- [What needs to be done]: Every line that holds the string "date" is to be identified and copied.

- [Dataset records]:

· · · · · · ·

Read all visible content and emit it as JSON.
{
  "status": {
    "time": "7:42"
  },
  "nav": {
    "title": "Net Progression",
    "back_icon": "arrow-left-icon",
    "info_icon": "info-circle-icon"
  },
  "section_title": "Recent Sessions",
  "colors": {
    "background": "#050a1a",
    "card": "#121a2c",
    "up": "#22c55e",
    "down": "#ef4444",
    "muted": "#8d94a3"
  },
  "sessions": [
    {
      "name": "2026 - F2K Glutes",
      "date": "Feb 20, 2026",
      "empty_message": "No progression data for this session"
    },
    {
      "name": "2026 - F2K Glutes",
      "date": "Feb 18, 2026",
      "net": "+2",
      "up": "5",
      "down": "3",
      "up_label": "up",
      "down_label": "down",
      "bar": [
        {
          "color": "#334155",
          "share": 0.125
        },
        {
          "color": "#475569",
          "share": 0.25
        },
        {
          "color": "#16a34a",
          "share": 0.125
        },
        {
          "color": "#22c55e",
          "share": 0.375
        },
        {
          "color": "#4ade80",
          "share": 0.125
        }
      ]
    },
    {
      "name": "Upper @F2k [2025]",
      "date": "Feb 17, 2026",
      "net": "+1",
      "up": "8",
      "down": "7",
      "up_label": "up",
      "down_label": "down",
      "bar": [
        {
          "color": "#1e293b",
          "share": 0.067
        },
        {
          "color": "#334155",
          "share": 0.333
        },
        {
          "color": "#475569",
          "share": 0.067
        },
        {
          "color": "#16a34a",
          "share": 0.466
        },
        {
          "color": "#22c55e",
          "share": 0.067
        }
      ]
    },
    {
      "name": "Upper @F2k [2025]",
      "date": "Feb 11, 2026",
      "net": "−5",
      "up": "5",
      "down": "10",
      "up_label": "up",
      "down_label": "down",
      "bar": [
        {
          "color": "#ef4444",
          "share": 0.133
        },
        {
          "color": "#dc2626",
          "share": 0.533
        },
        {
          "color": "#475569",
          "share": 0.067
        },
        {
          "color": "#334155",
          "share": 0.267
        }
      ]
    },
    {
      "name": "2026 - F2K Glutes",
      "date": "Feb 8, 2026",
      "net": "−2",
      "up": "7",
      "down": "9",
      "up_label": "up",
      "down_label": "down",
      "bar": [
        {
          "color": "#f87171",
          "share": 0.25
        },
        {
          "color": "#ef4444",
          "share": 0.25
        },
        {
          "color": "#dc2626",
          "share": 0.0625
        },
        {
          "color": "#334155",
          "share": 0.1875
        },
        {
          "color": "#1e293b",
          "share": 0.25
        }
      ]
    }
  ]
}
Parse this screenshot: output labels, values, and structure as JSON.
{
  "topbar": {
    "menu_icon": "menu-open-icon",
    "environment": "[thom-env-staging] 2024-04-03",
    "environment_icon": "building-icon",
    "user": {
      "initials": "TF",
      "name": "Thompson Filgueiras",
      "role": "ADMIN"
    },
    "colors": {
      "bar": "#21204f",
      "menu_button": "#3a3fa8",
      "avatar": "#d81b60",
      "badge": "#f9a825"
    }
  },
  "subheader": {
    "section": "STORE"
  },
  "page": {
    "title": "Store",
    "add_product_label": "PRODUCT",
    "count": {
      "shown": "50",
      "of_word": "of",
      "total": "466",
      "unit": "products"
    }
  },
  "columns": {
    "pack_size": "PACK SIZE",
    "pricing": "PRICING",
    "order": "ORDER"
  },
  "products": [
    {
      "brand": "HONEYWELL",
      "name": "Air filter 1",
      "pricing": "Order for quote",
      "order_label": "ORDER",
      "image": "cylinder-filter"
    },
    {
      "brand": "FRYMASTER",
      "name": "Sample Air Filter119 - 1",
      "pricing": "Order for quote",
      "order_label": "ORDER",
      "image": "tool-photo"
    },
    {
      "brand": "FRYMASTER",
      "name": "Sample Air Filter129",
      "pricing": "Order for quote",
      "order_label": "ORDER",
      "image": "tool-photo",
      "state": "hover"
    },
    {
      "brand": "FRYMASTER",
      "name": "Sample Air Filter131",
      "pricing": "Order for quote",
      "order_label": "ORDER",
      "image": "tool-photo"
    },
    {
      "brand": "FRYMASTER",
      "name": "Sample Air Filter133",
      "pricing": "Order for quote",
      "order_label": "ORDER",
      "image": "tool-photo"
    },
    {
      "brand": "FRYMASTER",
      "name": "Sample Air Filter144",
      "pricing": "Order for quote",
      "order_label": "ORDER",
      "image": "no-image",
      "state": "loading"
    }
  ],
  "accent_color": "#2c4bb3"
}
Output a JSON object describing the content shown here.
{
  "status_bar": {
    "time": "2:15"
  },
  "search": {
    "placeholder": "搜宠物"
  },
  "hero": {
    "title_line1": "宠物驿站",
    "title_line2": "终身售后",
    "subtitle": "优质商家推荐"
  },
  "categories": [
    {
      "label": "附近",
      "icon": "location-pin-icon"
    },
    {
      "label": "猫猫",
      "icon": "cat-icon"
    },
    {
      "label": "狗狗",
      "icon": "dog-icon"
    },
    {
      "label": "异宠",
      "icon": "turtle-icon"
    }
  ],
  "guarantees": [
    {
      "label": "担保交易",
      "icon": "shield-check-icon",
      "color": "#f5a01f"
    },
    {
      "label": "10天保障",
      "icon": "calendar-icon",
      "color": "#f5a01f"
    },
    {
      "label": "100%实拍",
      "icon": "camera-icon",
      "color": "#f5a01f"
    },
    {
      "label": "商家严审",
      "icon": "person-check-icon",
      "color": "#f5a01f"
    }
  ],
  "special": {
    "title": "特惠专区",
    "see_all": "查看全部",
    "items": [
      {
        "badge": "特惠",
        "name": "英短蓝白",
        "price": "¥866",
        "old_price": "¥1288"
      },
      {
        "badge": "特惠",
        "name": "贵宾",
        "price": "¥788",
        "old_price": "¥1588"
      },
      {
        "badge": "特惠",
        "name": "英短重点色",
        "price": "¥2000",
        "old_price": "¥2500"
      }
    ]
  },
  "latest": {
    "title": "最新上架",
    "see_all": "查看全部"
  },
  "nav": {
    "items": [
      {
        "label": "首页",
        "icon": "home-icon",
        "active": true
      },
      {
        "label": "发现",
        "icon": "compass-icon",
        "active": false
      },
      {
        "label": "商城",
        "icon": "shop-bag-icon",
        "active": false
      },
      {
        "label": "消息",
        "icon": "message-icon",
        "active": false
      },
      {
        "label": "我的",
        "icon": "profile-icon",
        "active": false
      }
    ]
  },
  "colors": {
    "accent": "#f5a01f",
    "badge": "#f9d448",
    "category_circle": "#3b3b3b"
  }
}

· · · · · · ·

- [Solution for this problem]:
      "date": "Feb 20, 2026",
      "date": "Feb 18, 2026",
      "date": "Feb 17, 2026",
      "date": "Feb 11, 2026",
      "date": "Feb 8, 2026",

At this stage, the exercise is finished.